Maria José também ataca na mesma linha de pensamento: “Quem morou lá é que devia ter prioridade. Mas ele não quer fazer isso. E pelo aquilo que sei, ele quer pôr um T1 por 600 euros. É uma renda acessível isso? Só se for para o dinheiro dele? Ele deve ganhar milhões.”.

Maria José tem dois filhos e um ordenado de 717 euros, o marido ganha 800 euros. O PAA implica que a taxa de esforço de uma família seja no máximo de 35%. Dito por outras palavras: podem pagar no máximo uma renda de 530 euros, valor que, tendo em conta os preços atuais do mercado no Porto, não chega para um T1.


Rui Moreira na cerimónia de assinatura do auto de consignação da obra de reconversão do Antigo Matadouro Industrial de Campanhã. Foto: Estela Silva/RR
Rui Moreira na cerimónia de assinatura do auto de consignação da obra de reconversão do Antigo Matadouro Industrial de Campanhã. Foto: Estela Silva/RR

Um mau negócio?

Para o Movimento Habitação Hoje! o PAA tem muitos defeitos. Mas esse nem é o maior problema no que toca ao concurso lançado pelo município do Porto para o Monte da Bela. Apesar de a autarquia ficar com pelo menos 50% dos fogos construídos, é um mau negócio, diz Bernardo Alves à Renascença. O Plano de Pormenor das Antas – de onde a câmara irá ceder terrenos e parcelas ao promotor que ganhar o concurso– é um sítio onde só existe habitação de luxo. Ou seja, são terrenos “supervaliosos” em “troca de construção”.

“Se nós somarmos a capacidade construtiva do Plano de Pormenor das Antas, que são 170 fogos, a câmara na verdade fica apenas com 30% dos fogos que poderia ter em terrenos públicos. Eu pelo menos quando faço parcerias com alguém normalmente faço um esforço de 50/50 e se sou eu que tenho o bolo e a faca, se calhar ainda exigia um 70/30 ou um 60/40. Agora eu tenho o bolo e a faca e exijo 30 para mim”, diz o arquiteto de 25 anos.

Mais: os terrenos estão situados perto de Campanhã, onde há vários investimentos em infraestruturas a decorrer neste momento. “A câmara está a vender um terreno com os valores de hoje aos privados que daqui a um ano, quando estas obras estiverem prontas, vai valer cinco, seis vezes mais do que está a valer agora”, afirma.

Segundo contas do movimento, aos preços de hoje, um promotor que invista perto de 120 milhões de euros na construção de casas de luxo – tanto no Monte da Bela como nos terrenos das Antas – conseguiria um lucro na venda de perto de 246%. Mas como se for considerada a taxa de crescimento média da Freguesia de Campanhã dos últimos 4 anos (17%) e for aplicada aos próximos 4 anos (tempo de construção previsto na proposta) o lucro atinge os 266 milhões de euros, 548% do investimento.

Somadas a estas contas, há ainda o fator Plano de Recuperação e Resiliência. “O que a câmara está a abdicar de terrenos num momento em que o Estado está a dizer que nós temos dinheiro para construir habitação pública a fundo perdido, é uma coisa completamente descabida. A única conclusão que se pode tirar daqui é estas pessoas não querem resolver o problema da habitação”, atira Bernardo.

*ENUNCIADO*
Reproduza sem alterações o trecho do texto sobre a habitação no Porto que vai de "Maria José também" a "Um mau negócio?".

(Entradas de regiões rotuladas)
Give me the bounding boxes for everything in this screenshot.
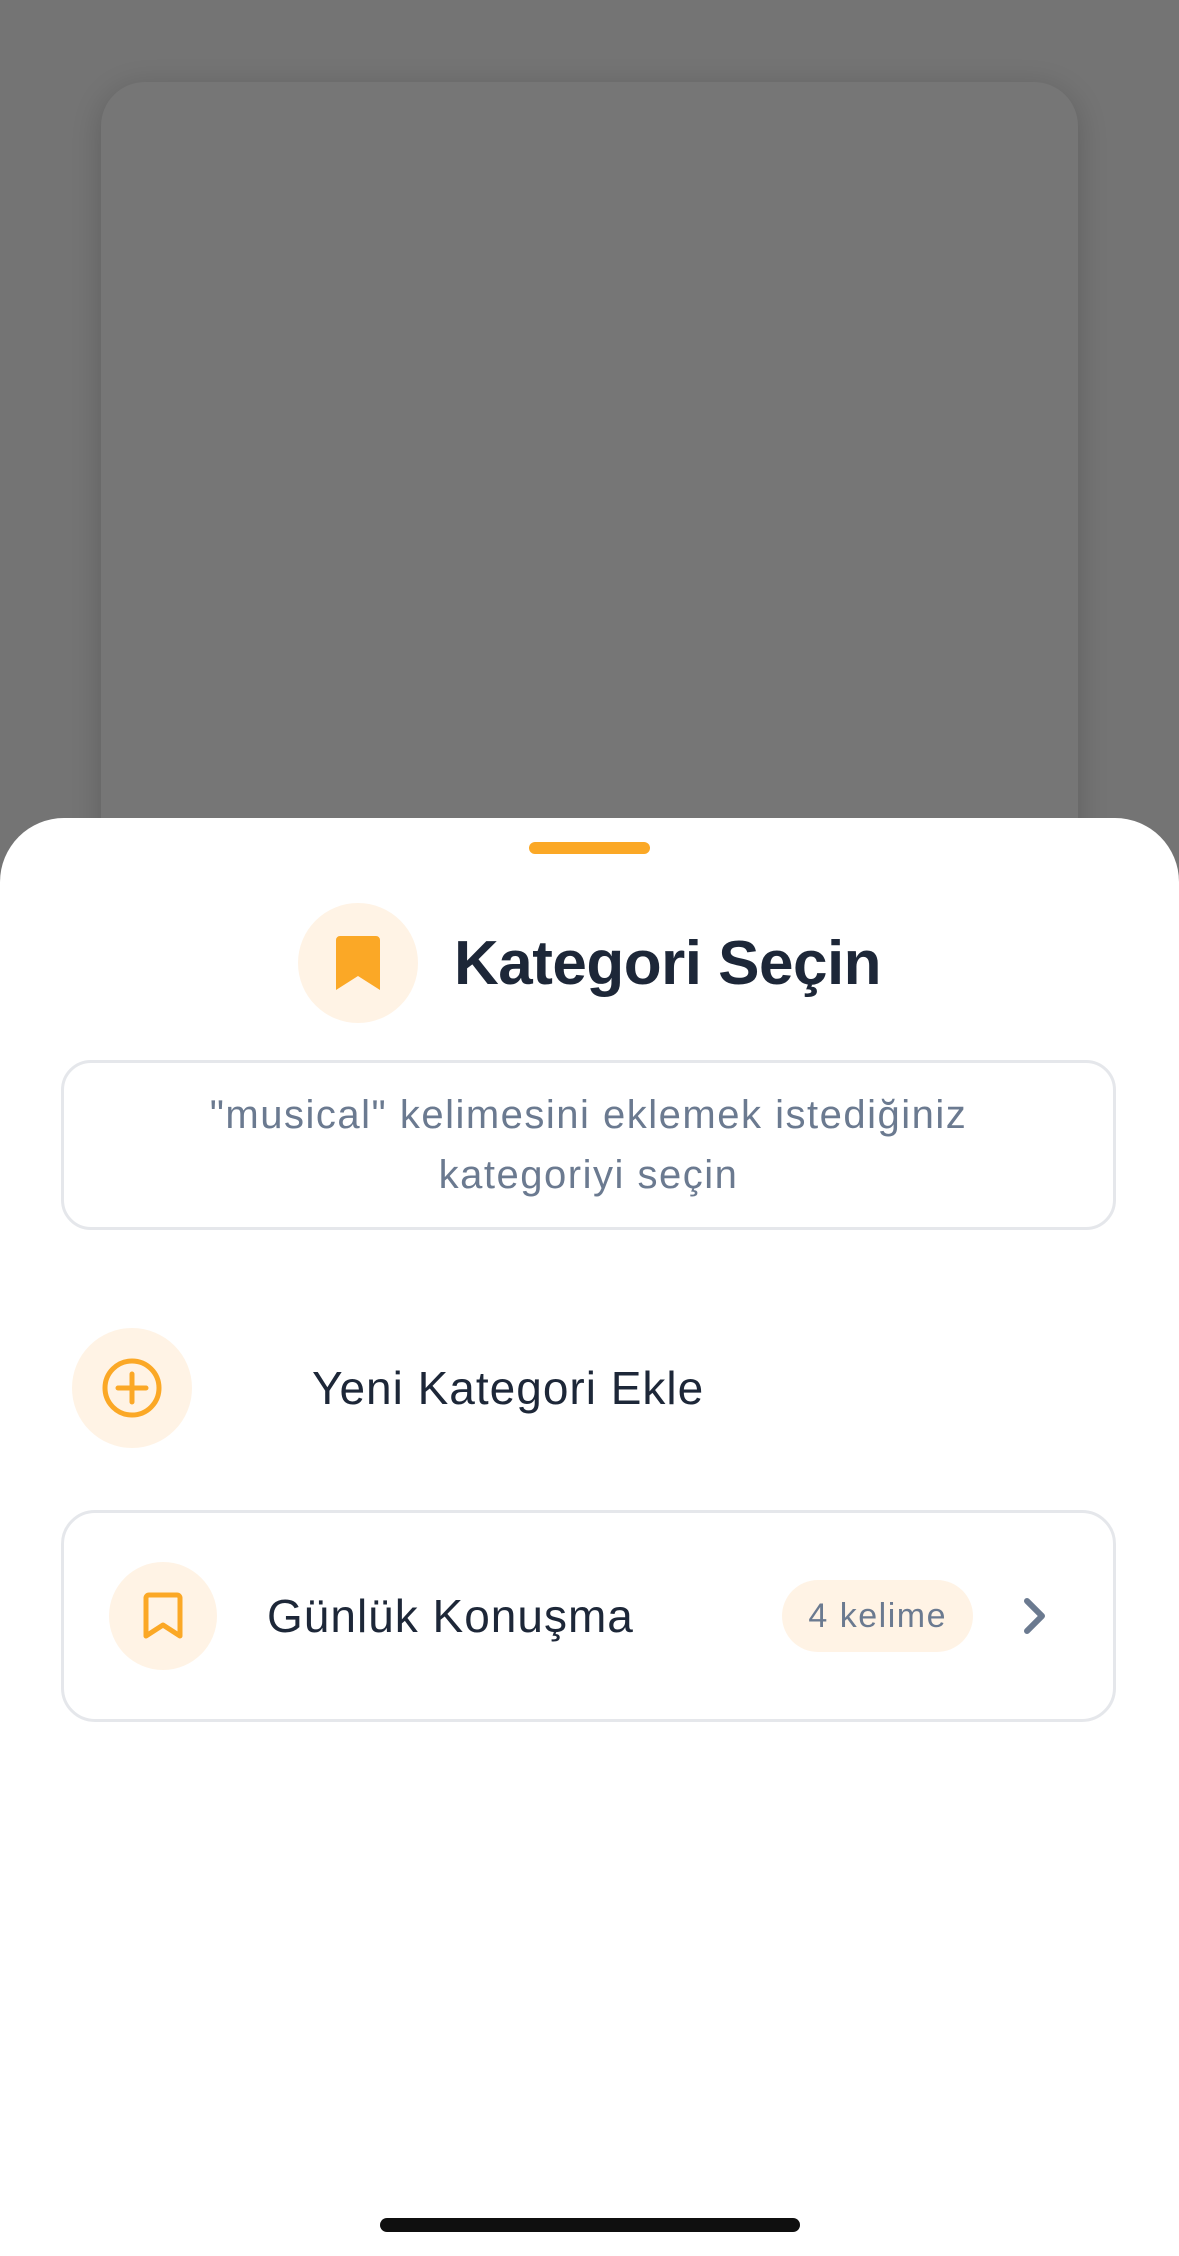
category-picker-sheet: Kategori Seçin "musical" kelimesini ekle…	[0, 818, 1179, 2256]
chevron-right-icon	[1017, 1596, 1053, 1636]
sheet-title: Kategori Seçin	[453, 928, 882, 998]
instruction-box: "musical" kelimesini eklemek istediğiniz…	[61, 1060, 1116, 1230]
bookmark-outline-icon	[109, 1562, 217, 1670]
add-category-button[interactable]: Yeni Kategori Ekle	[72, 1328, 1072, 1448]
plus-circle-icon	[72, 1328, 192, 1448]
sheet-grabber[interactable]	[529, 842, 650, 854]
home-indicator[interactable]	[380, 2218, 800, 2232]
word-count-badge: 4 kelime	[782, 1580, 973, 1652]
add-category-label: Yeni Kategori Ekle	[312, 1362, 705, 1414]
sheet-header: Kategori Seçin	[0, 902, 1179, 1024]
category-name: Günlük Konuşma	[267, 1590, 634, 1642]
bookmark-filled-icon	[297, 903, 418, 1023]
category-item-gunluk-konusma[interactable]: Günlük Konuşma 4 kelime	[61, 1510, 1116, 1722]
instruction-text: "musical" kelimesini eklemek istediğiniz…	[209, 1093, 968, 1197]
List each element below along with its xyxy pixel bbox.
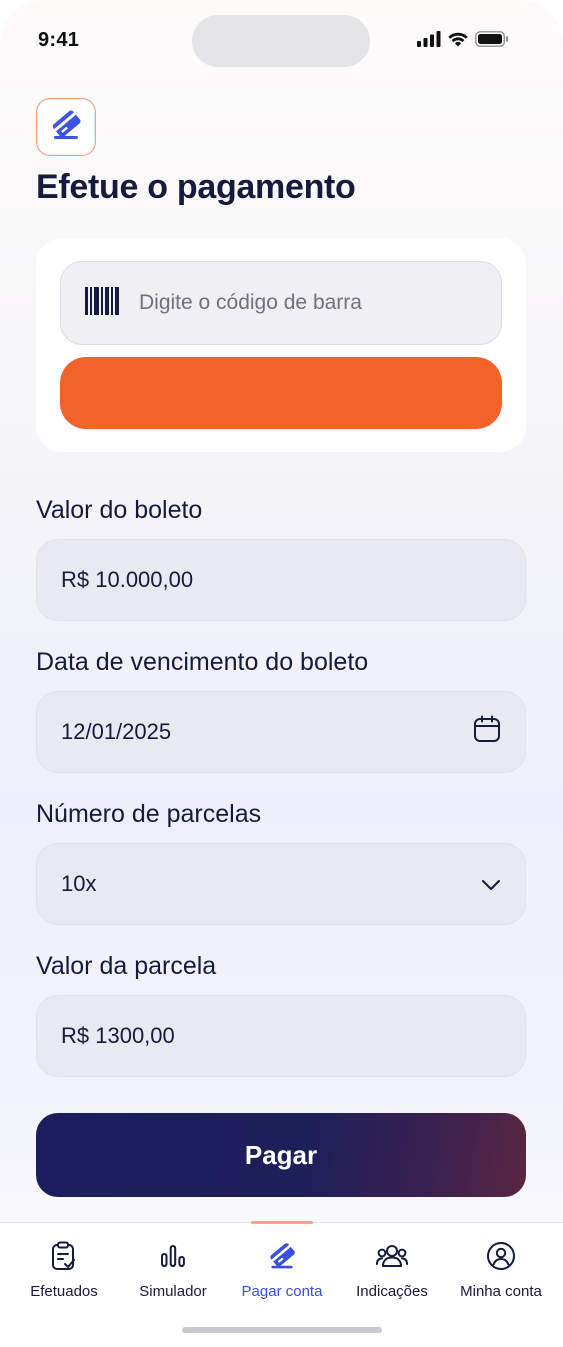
active-tab-indicator — [251, 1221, 313, 1224]
user-circle-icon — [446, 1241, 556, 1271]
tab-pagar-conta[interactable]: Pagar conta — [227, 1241, 337, 1300]
page-title: Efetue o pagamento — [36, 168, 356, 206]
tab-minha-conta[interactable]: Minha conta — [446, 1241, 556, 1300]
installments-label: Número de parcelas — [36, 800, 262, 828]
tab-label-indicacoes: Indicações — [356, 1283, 428, 1300]
status-time: 9:41 — [38, 29, 80, 51]
barcode-input[interactable] — [139, 291, 459, 315]
tab-indicacoes[interactable]: Indicações — [337, 1241, 447, 1300]
installment-value-field[interactable]: R$ 1300,00 — [36, 995, 526, 1077]
phone-screen: 9:41 Efetue o pagamento Digite o código … — [0, 0, 563, 1347]
amount-value: R$ 10.000,00 — [61, 567, 194, 592]
tab-efetuados[interactable]: Efetuados — [9, 1241, 119, 1300]
installments-value: 10x — [61, 871, 97, 896]
calendar-icon[interactable] — [473, 715, 501, 749]
scan-barcode-button[interactable] — [60, 357, 502, 429]
tab-label-efetuados: Efetuados — [30, 1283, 98, 1300]
tab-label-minha-conta: Minha conta — [460, 1283, 542, 1300]
tab-simulador[interactable]: Simulador — [118, 1241, 228, 1300]
card-pay-icon — [49, 109, 83, 146]
due-date-field[interactable]: 12/01/2025 — [36, 691, 526, 773]
bar-chart-icon — [118, 1241, 228, 1271]
tab-label-pagar-conta: Pagar conta — [241, 1283, 323, 1300]
installment-value: R$ 1300,00 — [61, 1023, 175, 1048]
barcode-field[interactable] — [60, 261, 502, 345]
pay-button[interactable]: Pagar — [36, 1113, 526, 1197]
barcode-icon — [85, 286, 119, 320]
wifi-icon — [447, 31, 469, 52]
due-date-value: 12/01/2025 — [61, 719, 172, 744]
barcode-card — [36, 238, 526, 452]
amount-label: Valor do boleto — [36, 496, 203, 524]
clipboard-check-icon — [9, 1241, 119, 1271]
installments-select[interactable]: 10x — [36, 843, 526, 925]
app-logo — [36, 98, 96, 156]
due-date-label: Data de vencimento do boleto — [36, 648, 369, 676]
card-pay-icon — [227, 1241, 337, 1271]
signal-icon — [417, 31, 441, 52]
tab-label-simulador: Simulador — [139, 1283, 207, 1300]
users-icon — [337, 1241, 447, 1271]
status-icons — [417, 31, 509, 52]
battery-icon — [475, 31, 509, 52]
status-bar: 9:41 — [0, 0, 563, 80]
installment-value-label: Valor da parcela — [36, 952, 217, 980]
chevron-down-icon — [481, 871, 501, 897]
home-indicator[interactable] — [182, 1327, 382, 1333]
dynamic-island — [192, 15, 370, 67]
amount-field[interactable]: R$ 10.000,00 — [36, 539, 526, 621]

*RESPOSTA*
Maria José também ataca na mesma linha de pensamento: “Quem morou lá é que devia ter prioridade. Mas ele não quer fazer isso. E pelo aquilo que sei, ele quer pôr um T1 por 600 euros. É uma renda acessível isso? Só se for para o dinheiro dele? Ele deve ganhar milhões.”.

Maria José tem dois filhos e um ordenado de 717 euros, o marido ganha 800 euros. O PAA implica que a taxa de esforço de uma família seja no máximo de 35%. Dito por outras palavras: podem pagar no máximo uma renda de 530 euros, valor que, tendo em conta os preços atuais do mercado no Porto, não chega para um T1.


Rui Moreira na cerimónia de assinatura do auto de consignação da obra de reconversão do Antigo Matadouro Industrial de Campanhã. Foto: Estela Silva/RR
Rui Moreira na cerimónia de assinatura do auto de consignação da obra de reconversão do Antigo Matadouro Industrial de Campanhã. Foto: Estela Silva/RR

Um mau negócio?